### [Goal of the exercise]
Look for the string "العلل" in the lines and copy each line that has it.

(Records excerpted from a collection)
***

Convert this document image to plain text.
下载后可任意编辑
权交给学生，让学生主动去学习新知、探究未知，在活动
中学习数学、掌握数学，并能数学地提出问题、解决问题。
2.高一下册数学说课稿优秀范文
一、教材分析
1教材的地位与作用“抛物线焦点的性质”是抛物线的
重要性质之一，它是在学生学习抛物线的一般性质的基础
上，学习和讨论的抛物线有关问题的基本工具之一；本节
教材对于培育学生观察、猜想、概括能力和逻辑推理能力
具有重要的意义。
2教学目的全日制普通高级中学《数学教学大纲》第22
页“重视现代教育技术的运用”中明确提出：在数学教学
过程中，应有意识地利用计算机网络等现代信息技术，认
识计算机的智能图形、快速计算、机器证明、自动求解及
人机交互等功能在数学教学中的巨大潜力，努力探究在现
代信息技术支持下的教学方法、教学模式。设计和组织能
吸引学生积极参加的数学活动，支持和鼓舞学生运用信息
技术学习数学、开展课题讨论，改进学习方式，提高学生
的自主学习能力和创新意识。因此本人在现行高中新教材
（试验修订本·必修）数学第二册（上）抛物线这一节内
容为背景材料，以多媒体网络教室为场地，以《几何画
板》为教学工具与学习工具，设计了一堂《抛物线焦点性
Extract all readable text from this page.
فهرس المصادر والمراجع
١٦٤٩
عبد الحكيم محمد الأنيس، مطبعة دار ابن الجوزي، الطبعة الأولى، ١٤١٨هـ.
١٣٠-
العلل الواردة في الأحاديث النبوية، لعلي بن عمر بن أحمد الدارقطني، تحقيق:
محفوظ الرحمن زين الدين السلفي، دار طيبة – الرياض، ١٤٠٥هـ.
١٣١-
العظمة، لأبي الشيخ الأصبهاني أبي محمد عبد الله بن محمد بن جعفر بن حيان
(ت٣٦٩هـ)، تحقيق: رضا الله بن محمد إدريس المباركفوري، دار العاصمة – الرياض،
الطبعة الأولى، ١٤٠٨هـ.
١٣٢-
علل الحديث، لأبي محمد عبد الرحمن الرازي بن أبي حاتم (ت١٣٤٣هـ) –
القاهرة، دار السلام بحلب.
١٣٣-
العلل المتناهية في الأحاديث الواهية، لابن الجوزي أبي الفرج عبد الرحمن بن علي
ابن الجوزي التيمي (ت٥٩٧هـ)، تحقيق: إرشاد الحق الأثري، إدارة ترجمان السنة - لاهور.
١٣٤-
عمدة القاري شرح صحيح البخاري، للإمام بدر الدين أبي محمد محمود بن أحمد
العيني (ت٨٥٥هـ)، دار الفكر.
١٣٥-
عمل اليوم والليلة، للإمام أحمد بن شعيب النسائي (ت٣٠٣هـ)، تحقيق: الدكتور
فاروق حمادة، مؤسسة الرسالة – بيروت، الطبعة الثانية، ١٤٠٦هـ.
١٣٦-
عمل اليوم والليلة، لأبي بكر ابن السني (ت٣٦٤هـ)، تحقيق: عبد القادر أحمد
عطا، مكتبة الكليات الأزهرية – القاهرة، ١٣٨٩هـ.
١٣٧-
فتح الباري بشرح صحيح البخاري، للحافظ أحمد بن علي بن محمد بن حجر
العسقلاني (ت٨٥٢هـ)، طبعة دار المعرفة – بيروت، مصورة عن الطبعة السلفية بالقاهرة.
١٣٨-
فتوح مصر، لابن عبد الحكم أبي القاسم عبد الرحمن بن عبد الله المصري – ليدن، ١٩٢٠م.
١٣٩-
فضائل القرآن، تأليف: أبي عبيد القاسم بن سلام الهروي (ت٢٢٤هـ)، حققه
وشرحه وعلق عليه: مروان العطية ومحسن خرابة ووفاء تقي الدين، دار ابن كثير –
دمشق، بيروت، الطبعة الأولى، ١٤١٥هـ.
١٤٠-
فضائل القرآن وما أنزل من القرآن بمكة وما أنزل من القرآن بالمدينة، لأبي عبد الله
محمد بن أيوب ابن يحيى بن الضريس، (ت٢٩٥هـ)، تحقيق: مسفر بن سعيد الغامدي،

***

### [Completed task]
العلل الواردة في الأحاديث النبوية، لعلي بن عمر بن أحمد الدارقطني، تحقيق:
العلل المتناهية في الأحاديث الواهية، لابن الجوزي أبي الفرج عبد الرحمن بن علي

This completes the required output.